== Passage shown

Friday's Project is full of woe

posted by Rob on March 13, 2008 11:14 AM

TFPlogo.jpg

I wonder if the saga of The Friday Project is finally coming to an end. According to their insolvency firm (quoted in a Bookseller article), their list is currently being sold off. I don't believe that publishers sell off their titles shortly before making a comeback. I think it's safe to say that they are being wound down.

Perhaps it's considered inappropriate to idly speculate on such things, but I'm not not just indulging in gossip. In past years, I've put a lot of work into keeping The Friday Project going. I've taken heaps of IT support calls at odd times and spent many dozens of hours unclogging e-mail, resurrecting their website and crawling under desks with bits of cable (favours for which they very kindly ended up reimbursing me). We are also one of their creditors (among other things we've handled some of their cover design), although we are realistic about our chances of seeing that money. Not to mention that Scott Pack, who had been so personally supportive of us when he was at Waterstone's, and who we'd got to know in those days, made the move to become their commercial director. It's our personal belief that without his influence The Friday Project (TFP) would have long since gone under. So I don't feel my interest is idle and I also tend to think that when a firm is in debt, insolvent, in administration and its assets are being 'disposed of', it also isn't speculation to suggest that they're being shut down*.

====
== Listing

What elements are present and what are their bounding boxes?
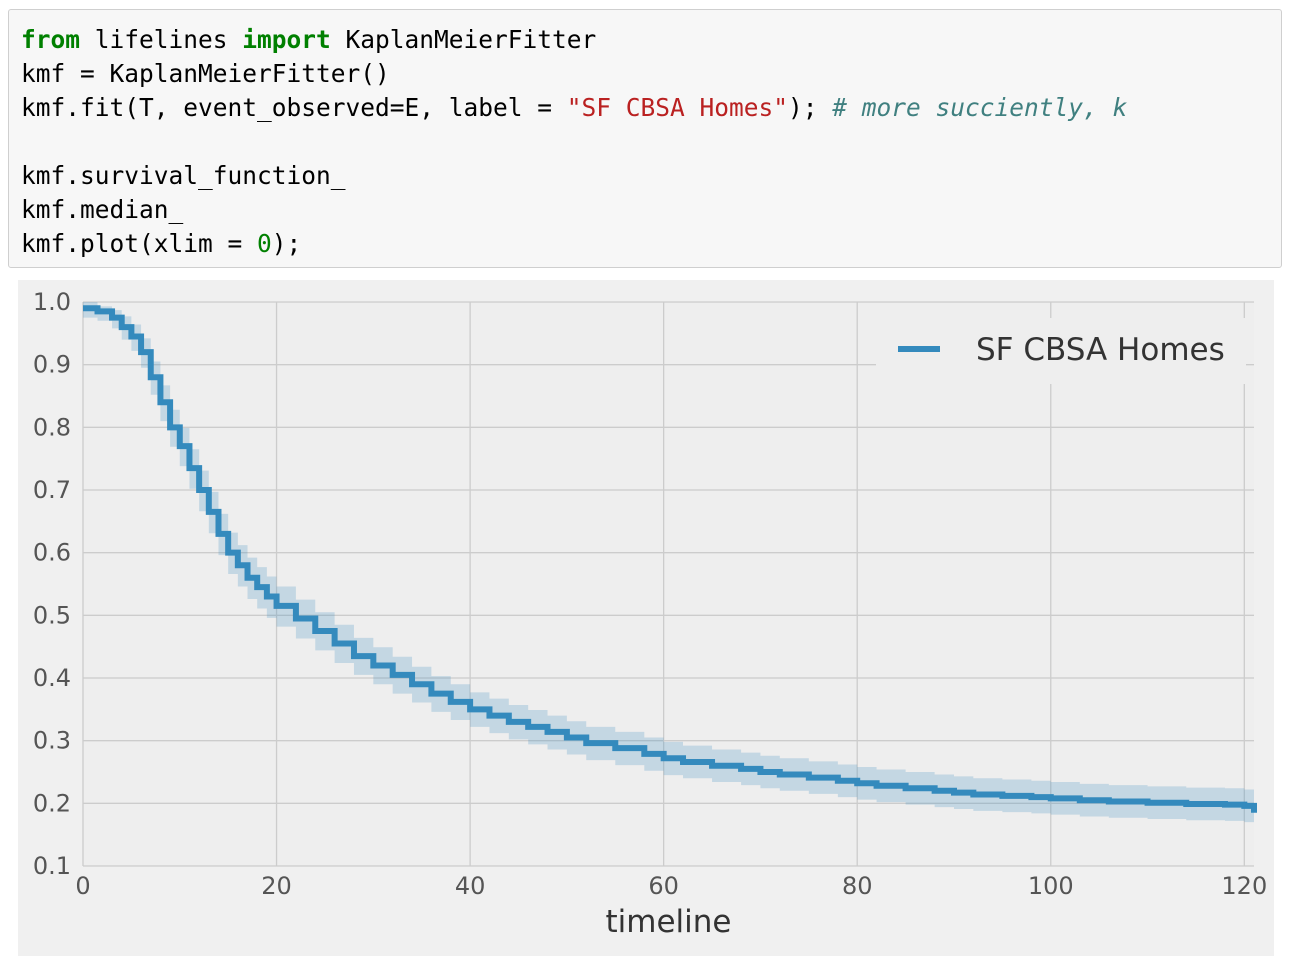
code-block: from lifelines import KaplanMeierFitter … [21,23,1127,261]
code-token: ); [788,93,833,122]
code-line: kmf.median_ [21,195,183,224]
code-token: kmf.survival_function_ [21,161,346,190]
y-tick-label: 0.6 [33,539,71,567]
y-tick-label: 1.0 [33,288,71,316]
x-tick-label: 60 [648,872,679,900]
code-token: from [21,25,81,54]
y-tick-label: 0.5 [33,601,71,629]
y-tick-label: 0.8 [33,413,71,441]
code-line: kmf.plot(xlim = 0); [21,229,301,258]
y-tick-label: 0.9 [33,351,71,379]
plot-output: 0.1 0.2 0.3 0.4 0.5 0.6 0.7 0.8 0.9 1.0 0 20 40 60 80… [18,280,1274,956]
y-tick-label: 0.1 [33,852,71,880]
y-tick-label: 0.4 [33,664,71,692]
code-token: kmf = KaplanMeierFitter() [21,59,390,88]
code-token: ); [271,229,302,258]
x-tick-label: 100 [1028,872,1074,900]
x-tick-label: 120 [1221,872,1267,900]
code-token: lifelines [80,25,243,54]
code-token: "SF CBSA Homes" [566,93,789,122]
y-tick-label: 0.2 [33,789,71,817]
code-token: 0 [257,229,272,258]
code-token: # more succiently, k [832,93,1128,122]
y-tick-label: 0.7 [33,476,71,504]
code-token: KaplanMeierFitter [330,25,597,54]
code-line: kmf = KaplanMeierFitter() [21,59,390,88]
x-tick-label: 40 [455,872,486,900]
x-tick-labels: 0 20 40 60 80 100 120 [75,872,1267,900]
x-tick-label: 0 [75,872,90,900]
plot-area [83,302,1254,866]
survival-chart: 0.1 0.2 0.3 0.4 0.5 0.6 0.7 0.8 0.9 1.0 0 20 40 60 80… [18,280,1274,956]
legend: SF CBSA Homes [876,318,1246,384]
y-tick-label: 0.3 [33,727,71,755]
series-layer [83,305,1257,813]
code-token: kmf.fit(T, event_observed=E, label = [21,93,567,122]
y-tick-labels: 0.1 0.2 0.3 0.4 0.5 0.6 0.7 0.8 0.9 1.0 [33,288,71,880]
code-line: kmf.fit(T, event_observed=E, label = "SF… [21,93,1127,122]
legend-label: SF CBSA Homes [976,332,1225,368]
code-token: kmf.plot(xlim = [21,229,258,258]
code-line: kmf.survival_function_ [21,161,346,190]
x-tick-label: 80 [842,872,873,900]
code-cell[interactable]: from lifelines import KaplanMeierFitter … [8,9,1282,268]
code-token: kmf.median_ [21,195,184,224]
x-tick-label: 20 [261,872,292,900]
code-line: from lifelines import KaplanMeierFitter [21,25,596,54]
x-axis-label: timeline [606,904,732,940]
code-token: import [242,25,331,54]
survival-step-line [83,305,1257,813]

====

Parts of the exercise:
**a)** In the blog post about The Friday Project, which conditions does the final sentence of the post list for a firm?
**b)** Answer these questions about the blog post on The Friday Project:
(i) Who posted it, and on what date?
(ii) What publication quoted the insolvency firm?
(iii) What position did Scott Pack take at The Friday Project?
**c)** Resume the blog post about The Friday Project from the point where it stops.

Responses:
**a)**
- In debt
- Insolvent
- In administration
- Its assets being "disposed of"

**b)**
(i) Rob, on March 13, 2008.
(ii) The Bookseller.
(iii) Commercial director.

**c)**
Besides Snowbooks, I've only known two other small businesses with any familiarity and both of them have hit problems and become slow torture for those involved. Small firms are labours of love and if they founder, which they often do, it's a wrenching experience. Anyone considering embarking on such a venture would be well advised to put themselves in Scott's and Clare's shoes and to think how difficult it must be for them. Once all this is concluded, I hope Clare is able to find a job without the stress and the demands she inherited when she found herself in sole charge of TFP. And I hope Scott gets some credit for the solid work he did in keeping a leaky ship afloat as long as he did. Just thinking about it is enough to stop Em and I grumbling that Snowbooks isn't more profitable and instead have us feeling relieved that we're not having to speak with disappointed staff and authors about their futures. Regardless of mistakes that may have been made in the past, it's not a situation I would wish on anyone.

*Please note, I'm basing this view on public domain info like published articles and not on any insider knowledge, of which I have known.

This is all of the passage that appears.